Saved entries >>
□ □ □ □ □ □ □

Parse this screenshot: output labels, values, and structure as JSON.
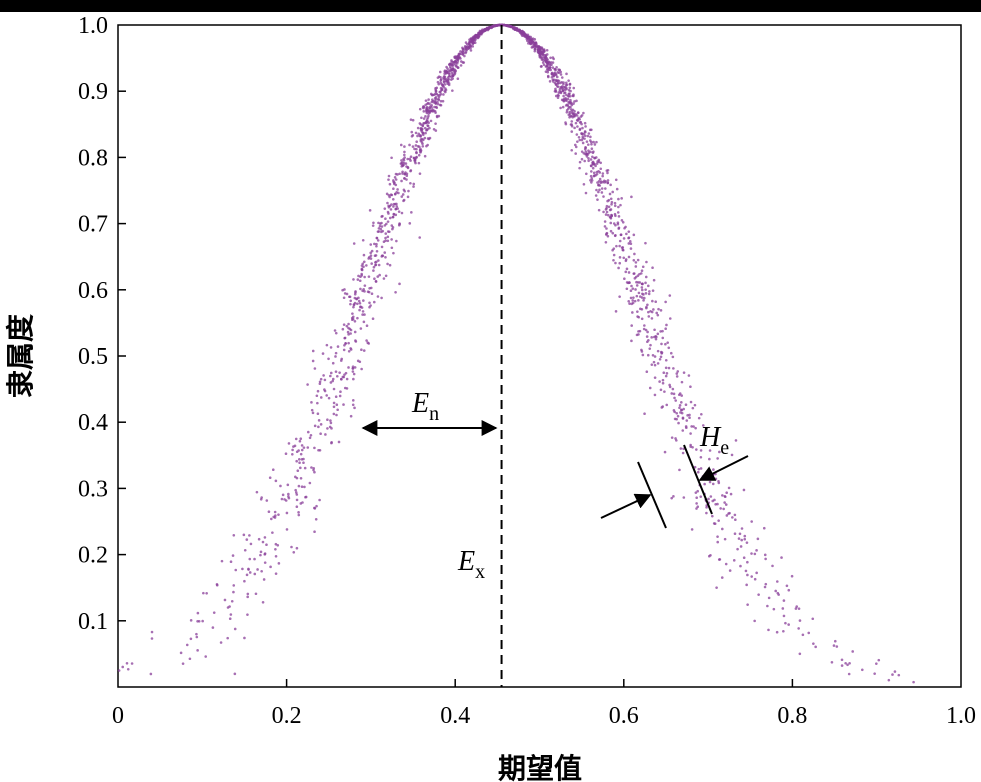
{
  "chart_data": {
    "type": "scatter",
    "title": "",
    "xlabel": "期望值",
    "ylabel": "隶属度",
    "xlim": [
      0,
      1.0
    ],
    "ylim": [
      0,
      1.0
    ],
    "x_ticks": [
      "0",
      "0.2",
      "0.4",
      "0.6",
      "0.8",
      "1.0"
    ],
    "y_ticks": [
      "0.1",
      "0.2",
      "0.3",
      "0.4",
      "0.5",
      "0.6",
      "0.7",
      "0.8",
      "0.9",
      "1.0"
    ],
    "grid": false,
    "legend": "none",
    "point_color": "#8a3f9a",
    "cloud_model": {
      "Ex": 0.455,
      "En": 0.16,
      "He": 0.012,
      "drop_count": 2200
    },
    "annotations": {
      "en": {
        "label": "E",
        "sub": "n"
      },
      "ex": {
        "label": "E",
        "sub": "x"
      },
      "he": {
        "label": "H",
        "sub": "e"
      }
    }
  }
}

□ □ □ □ □ □ □

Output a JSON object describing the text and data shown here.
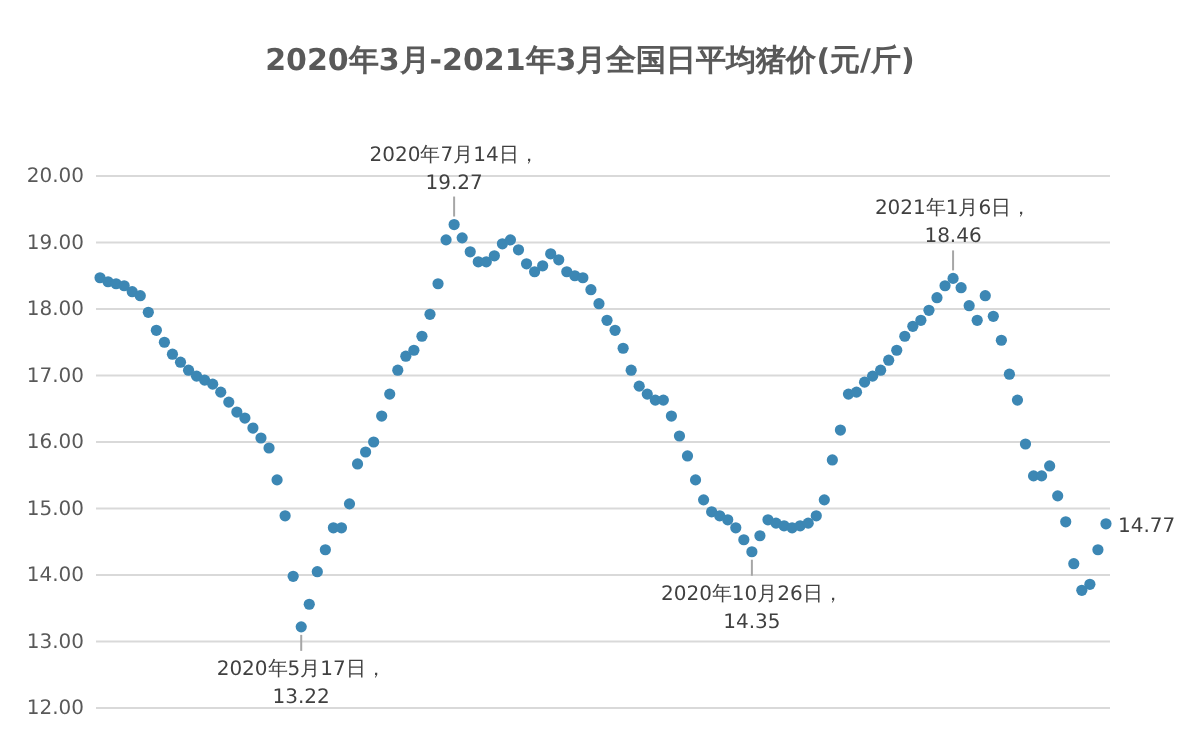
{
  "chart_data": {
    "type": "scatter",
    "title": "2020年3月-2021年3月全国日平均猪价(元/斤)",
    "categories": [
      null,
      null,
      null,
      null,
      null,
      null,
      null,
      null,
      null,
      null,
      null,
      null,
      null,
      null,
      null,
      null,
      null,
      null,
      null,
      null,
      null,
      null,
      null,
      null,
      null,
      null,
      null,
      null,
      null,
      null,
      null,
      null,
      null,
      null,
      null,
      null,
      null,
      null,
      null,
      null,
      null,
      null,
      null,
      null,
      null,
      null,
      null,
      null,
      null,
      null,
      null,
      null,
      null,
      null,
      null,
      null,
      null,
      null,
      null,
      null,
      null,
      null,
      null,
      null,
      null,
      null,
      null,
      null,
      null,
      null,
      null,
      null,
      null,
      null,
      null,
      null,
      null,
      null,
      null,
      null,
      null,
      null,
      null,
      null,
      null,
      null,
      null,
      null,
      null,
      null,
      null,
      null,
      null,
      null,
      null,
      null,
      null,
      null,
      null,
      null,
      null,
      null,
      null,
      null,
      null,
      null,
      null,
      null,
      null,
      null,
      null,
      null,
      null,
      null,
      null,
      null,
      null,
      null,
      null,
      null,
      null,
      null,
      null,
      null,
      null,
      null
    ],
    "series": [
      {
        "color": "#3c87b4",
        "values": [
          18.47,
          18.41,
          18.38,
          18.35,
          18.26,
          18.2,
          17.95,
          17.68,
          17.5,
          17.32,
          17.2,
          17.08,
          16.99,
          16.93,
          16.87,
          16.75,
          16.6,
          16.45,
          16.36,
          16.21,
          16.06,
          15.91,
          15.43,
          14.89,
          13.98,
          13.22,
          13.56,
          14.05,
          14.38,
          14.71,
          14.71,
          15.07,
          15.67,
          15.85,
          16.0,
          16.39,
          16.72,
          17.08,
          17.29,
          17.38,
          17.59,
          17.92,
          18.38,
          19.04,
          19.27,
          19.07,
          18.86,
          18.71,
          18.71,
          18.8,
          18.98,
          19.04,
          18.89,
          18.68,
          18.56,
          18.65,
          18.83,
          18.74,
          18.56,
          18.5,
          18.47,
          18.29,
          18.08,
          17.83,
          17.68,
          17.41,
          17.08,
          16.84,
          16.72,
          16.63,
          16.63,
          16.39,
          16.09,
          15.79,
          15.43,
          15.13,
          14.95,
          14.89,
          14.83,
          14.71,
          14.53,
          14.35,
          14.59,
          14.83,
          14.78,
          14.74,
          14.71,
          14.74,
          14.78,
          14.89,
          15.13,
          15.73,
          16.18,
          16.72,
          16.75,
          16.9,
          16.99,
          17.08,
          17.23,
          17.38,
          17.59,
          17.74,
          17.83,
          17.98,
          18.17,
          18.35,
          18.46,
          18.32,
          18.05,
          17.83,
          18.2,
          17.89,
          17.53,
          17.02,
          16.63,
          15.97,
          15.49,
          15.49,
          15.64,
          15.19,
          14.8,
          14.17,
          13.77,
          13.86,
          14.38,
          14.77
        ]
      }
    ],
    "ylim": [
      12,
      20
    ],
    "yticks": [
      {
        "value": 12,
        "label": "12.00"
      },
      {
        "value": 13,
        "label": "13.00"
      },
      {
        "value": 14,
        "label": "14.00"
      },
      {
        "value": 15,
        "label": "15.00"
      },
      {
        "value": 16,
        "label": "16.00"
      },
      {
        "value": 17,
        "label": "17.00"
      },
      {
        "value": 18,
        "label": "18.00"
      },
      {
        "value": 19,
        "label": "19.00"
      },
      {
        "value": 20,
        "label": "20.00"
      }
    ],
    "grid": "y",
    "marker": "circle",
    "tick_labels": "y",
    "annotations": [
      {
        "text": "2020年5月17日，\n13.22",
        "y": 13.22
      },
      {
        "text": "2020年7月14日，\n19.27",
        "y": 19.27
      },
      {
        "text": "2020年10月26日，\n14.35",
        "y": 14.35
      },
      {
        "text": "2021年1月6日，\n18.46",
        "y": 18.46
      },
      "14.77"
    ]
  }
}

□ □ □ □ □ □ □

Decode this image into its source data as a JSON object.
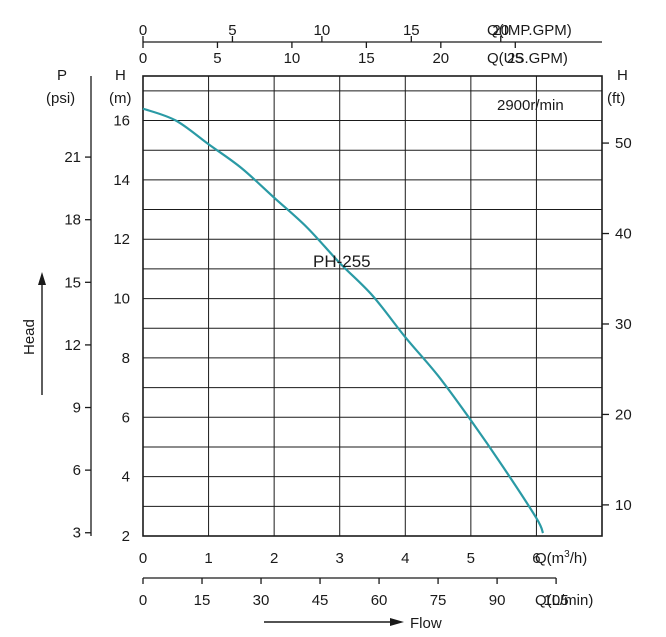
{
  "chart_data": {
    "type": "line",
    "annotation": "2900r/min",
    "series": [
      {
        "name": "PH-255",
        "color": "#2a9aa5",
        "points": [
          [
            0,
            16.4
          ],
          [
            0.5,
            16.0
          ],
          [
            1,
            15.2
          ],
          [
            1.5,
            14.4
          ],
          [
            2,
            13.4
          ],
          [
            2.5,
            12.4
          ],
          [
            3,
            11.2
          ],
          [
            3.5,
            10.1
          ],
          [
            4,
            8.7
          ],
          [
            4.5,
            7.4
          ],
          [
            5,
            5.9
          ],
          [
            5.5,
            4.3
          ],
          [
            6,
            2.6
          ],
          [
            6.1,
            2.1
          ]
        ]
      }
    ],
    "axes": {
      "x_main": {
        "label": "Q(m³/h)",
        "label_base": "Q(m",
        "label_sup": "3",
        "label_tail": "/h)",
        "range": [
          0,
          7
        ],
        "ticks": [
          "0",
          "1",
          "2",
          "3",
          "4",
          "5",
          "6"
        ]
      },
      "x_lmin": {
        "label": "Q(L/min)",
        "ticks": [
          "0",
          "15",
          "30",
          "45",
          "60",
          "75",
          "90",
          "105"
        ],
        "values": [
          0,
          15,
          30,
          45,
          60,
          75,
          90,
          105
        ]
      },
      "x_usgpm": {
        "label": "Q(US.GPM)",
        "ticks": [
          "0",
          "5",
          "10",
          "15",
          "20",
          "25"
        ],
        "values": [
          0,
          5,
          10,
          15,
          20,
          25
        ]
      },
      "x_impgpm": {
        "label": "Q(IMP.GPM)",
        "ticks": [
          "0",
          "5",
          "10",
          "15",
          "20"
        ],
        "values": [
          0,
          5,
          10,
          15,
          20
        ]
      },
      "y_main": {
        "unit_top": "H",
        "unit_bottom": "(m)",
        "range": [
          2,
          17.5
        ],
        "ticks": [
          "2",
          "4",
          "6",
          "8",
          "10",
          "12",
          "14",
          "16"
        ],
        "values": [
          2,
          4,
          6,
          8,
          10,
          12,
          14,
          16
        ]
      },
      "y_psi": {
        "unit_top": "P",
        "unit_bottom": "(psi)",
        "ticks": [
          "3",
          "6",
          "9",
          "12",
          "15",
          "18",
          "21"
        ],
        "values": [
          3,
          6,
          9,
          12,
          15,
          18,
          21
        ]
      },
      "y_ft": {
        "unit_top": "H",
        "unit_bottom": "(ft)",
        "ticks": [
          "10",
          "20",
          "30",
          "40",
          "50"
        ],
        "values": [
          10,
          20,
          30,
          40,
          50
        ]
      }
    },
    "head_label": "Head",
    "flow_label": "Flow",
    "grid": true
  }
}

□ □ □ □ □ □ □

Problem description >> In the material above, find the lines that contain "title" and show them.

Task answer >>
    "title": "",
    "title": "2020年3月-2021年3月全国日平均猪价(元/斤)",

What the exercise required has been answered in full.